Instructions for the task>
Make an exact copy of the records, with the pictures left out.

Task data>
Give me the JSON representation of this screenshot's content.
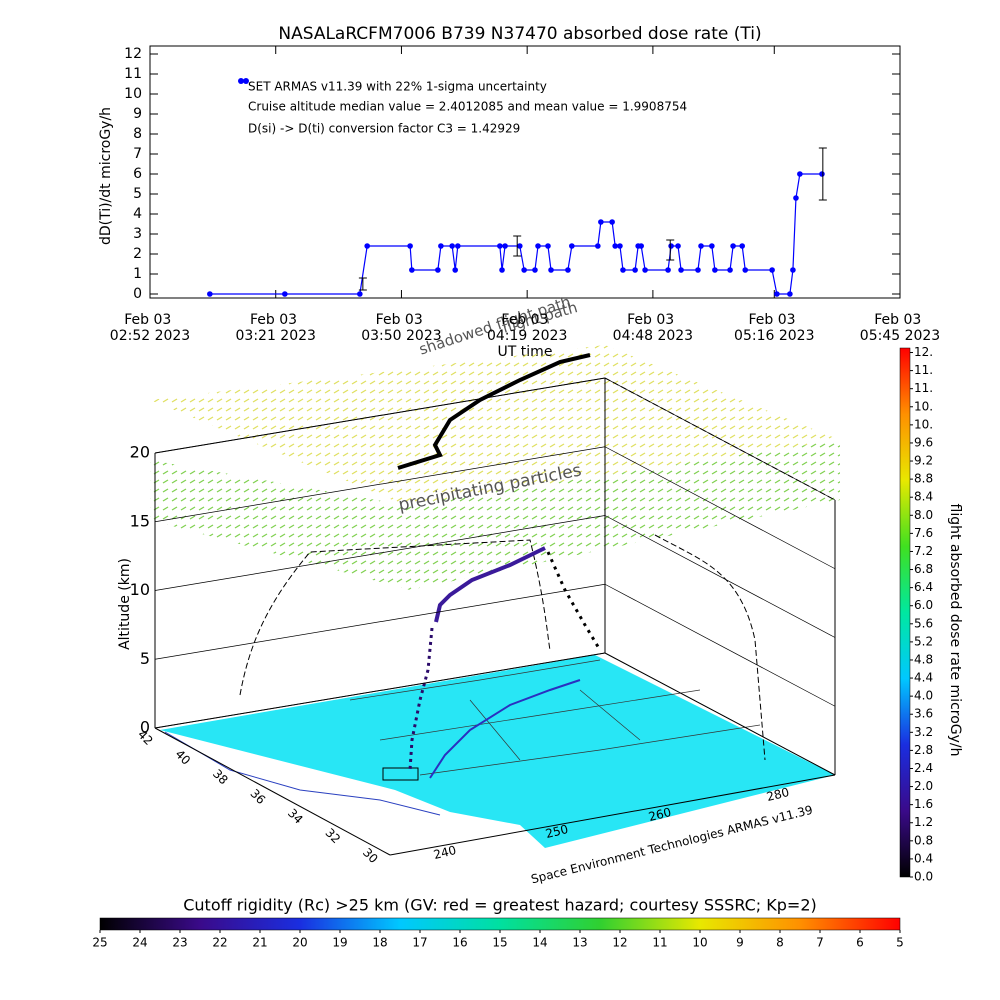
{
  "chart_data": [
    {
      "type": "line",
      "title": "NASALaRCFM7006   B739 N37470 absorbed dose rate (Ti)",
      "ylabel": "dD(Ti)/dt microGy/h",
      "xlabel": "UT time",
      "x": [
        185.8,
        203.1,
        220.4,
        222.1,
        232.0,
        232.4,
        238.4,
        239.1,
        241.7,
        242.4,
        243.0,
        252.7,
        253.2,
        253.9,
        257.3,
        258.3,
        260.8,
        261.5,
        263.8,
        264.5,
        268.4,
        269.3,
        275.3,
        276.0,
        278.6,
        279.3,
        280.4,
        281.1,
        283.9,
        284.6,
        285.3,
        286.2,
        291.5,
        292.2,
        293.8,
        294.5,
        298.4,
        299.1,
        301.6,
        302.3,
        305.8,
        306.5,
        308.6,
        309.3,
        315.5,
        316.6,
        319.6,
        320.3,
        321.0,
        321.9,
        327.0
      ],
      "series": [
        {
          "name": "SET ARMAS v11.39 with 22% 1-sigma uncertainty",
          "color": "#0000ff",
          "values": [
            0,
            0,
            0,
            2.4,
            2.4,
            1.2,
            1.2,
            2.4,
            2.4,
            1.2,
            2.4,
            2.4,
            1.2,
            2.4,
            2.4,
            1.2,
            1.2,
            2.4,
            2.4,
            1.2,
            1.2,
            2.4,
            2.4,
            3.6,
            3.6,
            2.4,
            2.4,
            1.2,
            1.2,
            2.4,
            2.4,
            1.2,
            1.2,
            2.4,
            2.4,
            1.2,
            1.2,
            2.4,
            2.4,
            1.2,
            1.2,
            2.4,
            2.4,
            1.2,
            1.2,
            0,
            0,
            1.2,
            4.8,
            6,
            6
          ]
        }
      ],
      "error_bars": {
        "x": [
          221.1,
          256.7,
          292.0,
          327.2
        ],
        "values": [
          0.5,
          2.4,
          2.2,
          6.0
        ],
        "errors": [
          0.3,
          0.5,
          0.5,
          1.3
        ]
      },
      "annotations": [
        "Cruise altitude median value = 2.4012085 and mean value = 1.9908754",
        "D(si) -> D(ti) conversion factor C3 = 1.42929"
      ],
      "xlim": [
        172,
        345
      ],
      "xticks": [
        {
          "value": 172,
          "label": "Feb 03 02:52 2023"
        },
        {
          "value": 201,
          "label": "Feb 03 03:21 2023"
        },
        {
          "value": 230,
          "label": "Feb 03 03:50 2023"
        },
        {
          "value": 259,
          "label": "Feb 03 04:19 2023"
        },
        {
          "value": 288,
          "label": "Feb 03 04:48 2023"
        },
        {
          "value": 316,
          "label": "Feb 03 05:16 2023"
        },
        {
          "value": 345,
          "label": "Feb 03 05:45 2023"
        }
      ],
      "ylim": [
        -0.2,
        12.4
      ],
      "yticks": [
        0,
        1,
        2,
        3,
        4,
        5,
        6,
        7,
        8,
        9,
        10,
        11,
        12
      ]
    },
    {
      "type": "surface3d",
      "zlabel": "Altitude (km)",
      "zlim": [
        0,
        20
      ],
      "zticks": [
        0,
        5,
        10,
        15,
        20
      ],
      "lat_ticks": [
        42,
        40,
        38,
        36,
        34,
        32,
        30
      ],
      "lon_ticks": [
        240,
        250,
        260,
        280
      ],
      "annotations": [
        "shadowed flight path",
        "flight path",
        "precipitating particles"
      ],
      "credit": "Space Environment Technologies ARMAS v11.39"
    },
    {
      "type": "colorbar",
      "label": "flight absorbed dose rate microGy/h",
      "lim": [
        0,
        11.7
      ],
      "colors": [
        "#000000",
        "#3a0a8a",
        "#1a2ee0",
        "#00c8ff",
        "#00e8a0",
        "#40e020",
        "#e8e800",
        "#ff9000",
        "#ff0000"
      ],
      "ticks": [
        {
          "value": 0,
          "label": "0.0"
        },
        0.4,
        0.8,
        1.2,
        1.6,
        {
          "value": 2,
          "label": "2.0"
        },
        2.4,
        2.8,
        3.2,
        3.6,
        {
          "value": 4,
          "label": "4.0"
        },
        4.4,
        4.8,
        5.2,
        5.6,
        {
          "value": 6,
          "label": "6.0"
        },
        6.4,
        6.8,
        7.2,
        7.6,
        {
          "value": 8,
          "label": "8.0"
        },
        8.4,
        8.8,
        9.2,
        9.6,
        {
          "value": 10,
          "label": "10."
        },
        {
          "value": 10.4,
          "label": "10."
        },
        {
          "value": 10.8,
          "label": "11."
        },
        {
          "value": 11.2,
          "label": "11."
        },
        {
          "value": 11.6,
          "label": "12."
        }
      ]
    },
    {
      "type": "colorbar",
      "title": "Cutoff rigidity (Rc) >25 km (GV: red = greatest hazard; courtesy SSSRC; Kp=2)",
      "lim": [
        25,
        5
      ],
      "colors": [
        "#000000",
        "#3a0a8a",
        "#1a2ee0",
        "#00c8ff",
        "#00e0a0",
        "#30d030",
        "#e8e800",
        "#ff9000",
        "#ff0000"
      ],
      "ticks": [
        25,
        24,
        23,
        22,
        21,
        20,
        19,
        18,
        17,
        16,
        15,
        14,
        13,
        12,
        11,
        10,
        9,
        8,
        7,
        6,
        5
      ]
    }
  ]
}
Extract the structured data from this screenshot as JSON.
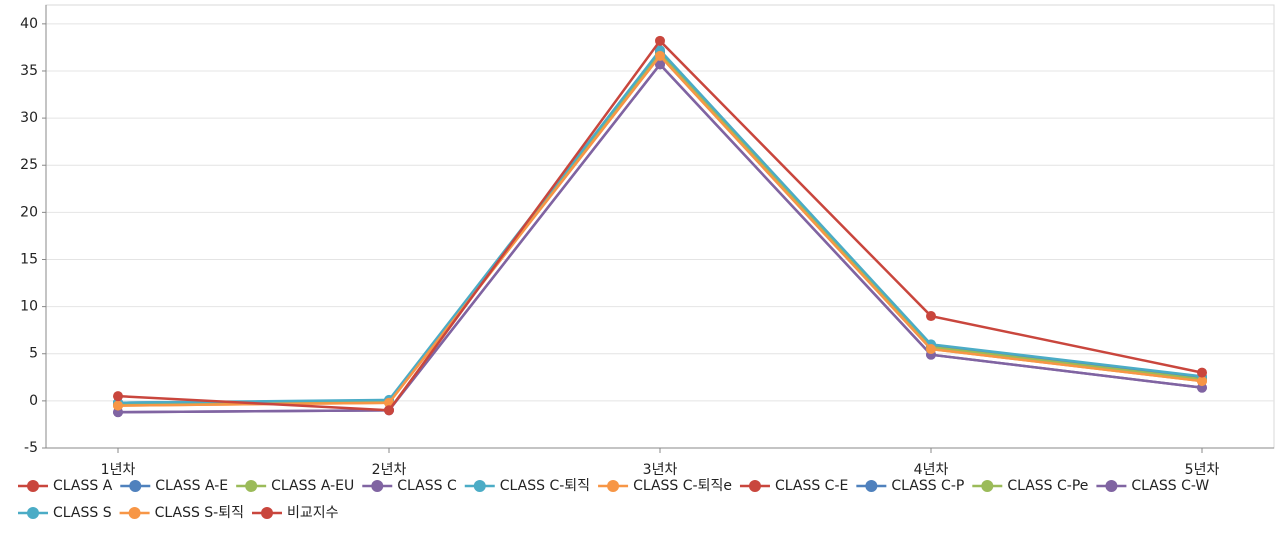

Written solution>
Give me the JSON representation of this screenshot's content.
{
  "chart_data": [
    {
      "type": "line",
      "title": "NASALaRCFM7006   B739 N37470 absorbed dose rate (Ti)",
      "ylabel": "dD(Ti)/dt microGy/h",
      "xlabel": "UT time",
      "x": [
        185.8,
        203.1,
        220.4,
        222.1,
        232.0,
        232.4,
        238.4,
        239.1,
        241.7,
        242.4,
        243.0,
        252.7,
        253.2,
        253.9,
        257.3,
        258.3,
        260.8,
        261.5,
        263.8,
        264.5,
        268.4,
        269.3,
        275.3,
        276.0,
        278.6,
        279.3,
        280.4,
        281.1,
        283.9,
        284.6,
        285.3,
        286.2,
        291.5,
        292.2,
        293.8,
        294.5,
        298.4,
        299.1,
        301.6,
        302.3,
        305.8,
        306.5,
        308.6,
        309.3,
        315.5,
        316.6,
        319.6,
        320.3,
        321.0,
        321.9,
        327.0
      ],
      "series": [
        {
          "name": "SET ARMAS v11.39 with 22% 1-sigma uncertainty",
          "color": "#0000ff",
          "values": [
            0,
            0,
            0,
            2.4,
            2.4,
            1.2,
            1.2,
            2.4,
            2.4,
            1.2,
            2.4,
            2.4,
            1.2,
            2.4,
            2.4,
            1.2,
            1.2,
            2.4,
            2.4,
            1.2,
            1.2,
            2.4,
            2.4,
            3.6,
            3.6,
            2.4,
            2.4,
            1.2,
            1.2,
            2.4,
            2.4,
            1.2,
            1.2,
            2.4,
            2.4,
            1.2,
            1.2,
            2.4,
            2.4,
            1.2,
            1.2,
            2.4,
            2.4,
            1.2,
            1.2,
            0,
            0,
            1.2,
            4.8,
            6,
            6
          ]
        }
      ],
      "error_bars": {
        "x": [
          221.1,
          256.7,
          292.0,
          327.2
        ],
        "values": [
          0.5,
          2.4,
          2.2,
          6.0
        ],
        "errors": [
          0.3,
          0.5,
          0.5,
          1.3
        ]
      },
      "annotations": [
        "Cruise altitude median value = 2.4012085 and mean value = 1.9908754",
        "D(si) -> D(ti) conversion factor C3 = 1.42929"
      ],
      "xlim": [
        172,
        345
      ],
      "xticks": [
        {
          "value": 172,
          "label": "Feb 03 02:52 2023"
        },
        {
          "value": 201,
          "label": "Feb 03 03:21 2023"
        },
        {
          "value": 230,
          "label": "Feb 03 03:50 2023"
        },
        {
          "value": 259,
          "label": "Feb 03 04:19 2023"
        },
        {
          "value": 288,
          "label": "Feb 03 04:48 2023"
        },
        {
          "value": 316,
          "label": "Feb 03 05:16 2023"
        },
        {
          "value": 345,
          "label": "Feb 03 05:45 2023"
        }
      ],
      "ylim": [
        -0.2,
        12.4
      ],
      "yticks": [
        0,
        1,
        2,
        3,
        4,
        5,
        6,
        7,
        8,
        9,
        10,
        11,
        12
      ]
    },
    {
      "type": "surface3d",
      "zlabel": "Altitude (km)",
      "zlim": [
        0,
        20
      ],
      "zticks": [
        0,
        5,
        10,
        15,
        20
      ],
      "lat_ticks": [
        42,
        40,
        38,
        36,
        34,
        32,
        30
      ],
      "lon_ticks": [
        240,
        250,
        260,
        280
      ],
      "annotations": [
        "shadowed flight path",
        "flight path",
        "precipitating particles"
      ],
      "credit": "Space Environment Technologies ARMAS v11.39"
    },
    {
      "type": "colorbar",
      "label": "flight absorbed dose rate microGy/h",
      "lim": [
        0,
        11.7
      ],
      "colors": [
        "#000000",
        "#3a0a8a",
        "#1a2ee0",
        "#00c8ff",
        "#00e8a0",
        "#40e020",
        "#e8e800",
        "#ff9000",
        "#ff0000"
      ],
      "ticks": [
        {
          "value": 0,
          "label": "0.0"
        },
        0.4,
        0.8,
        1.2,
        1.6,
        {
          "value": 2,
          "label": "2.0"
        },
        2.4,
        2.8,
        3.2,
        3.6,
        {
          "value": 4,
          "label": "4.0"
        },
        4.4,
        4.8,
        5.2,
        5.6,
        {
          "value": 6,
          "label": "6.0"
        },
        6.4,
        6.8,
        7.2,
        7.6,
        {
          "value": 8,
          "label": "8.0"
        },
        8.4,
        8.8,
        9.2,
        9.6,
        {
          "value": 10,
          "label": "10."
        },
        {
          "value": 10.4,
          "label": "10."
        },
        {
          "value": 10.8,
          "label": "11."
        },
        {
          "value": 11.2,
          "label": "11."
        },
        {
          "value": 11.6,
          "label": "12."
        }
      ]
    },
    {
      "type": "colorbar",
      "title": "Cutoff rigidity (Rc) >25 km (GV: red = greatest hazard; courtesy SSSRC; Kp=2)",
      "lim": [
        25,
        5
      ],
      "colors": [
        "#000000",
        "#3a0a8a",
        "#1a2ee0",
        "#00c8ff",
        "#00e0a0",
        "#30d030",
        "#e8e800",
        "#ff9000",
        "#ff0000"
      ],
      "ticks": [
        25,
        24,
        23,
        22,
        21,
        20,
        19,
        18,
        17,
        16,
        15,
        14,
        13,
        12,
        11,
        10,
        9,
        8,
        7,
        6,
        5
      ]
    }
  ]
}
Extract the structured data from this screenshot as JSON.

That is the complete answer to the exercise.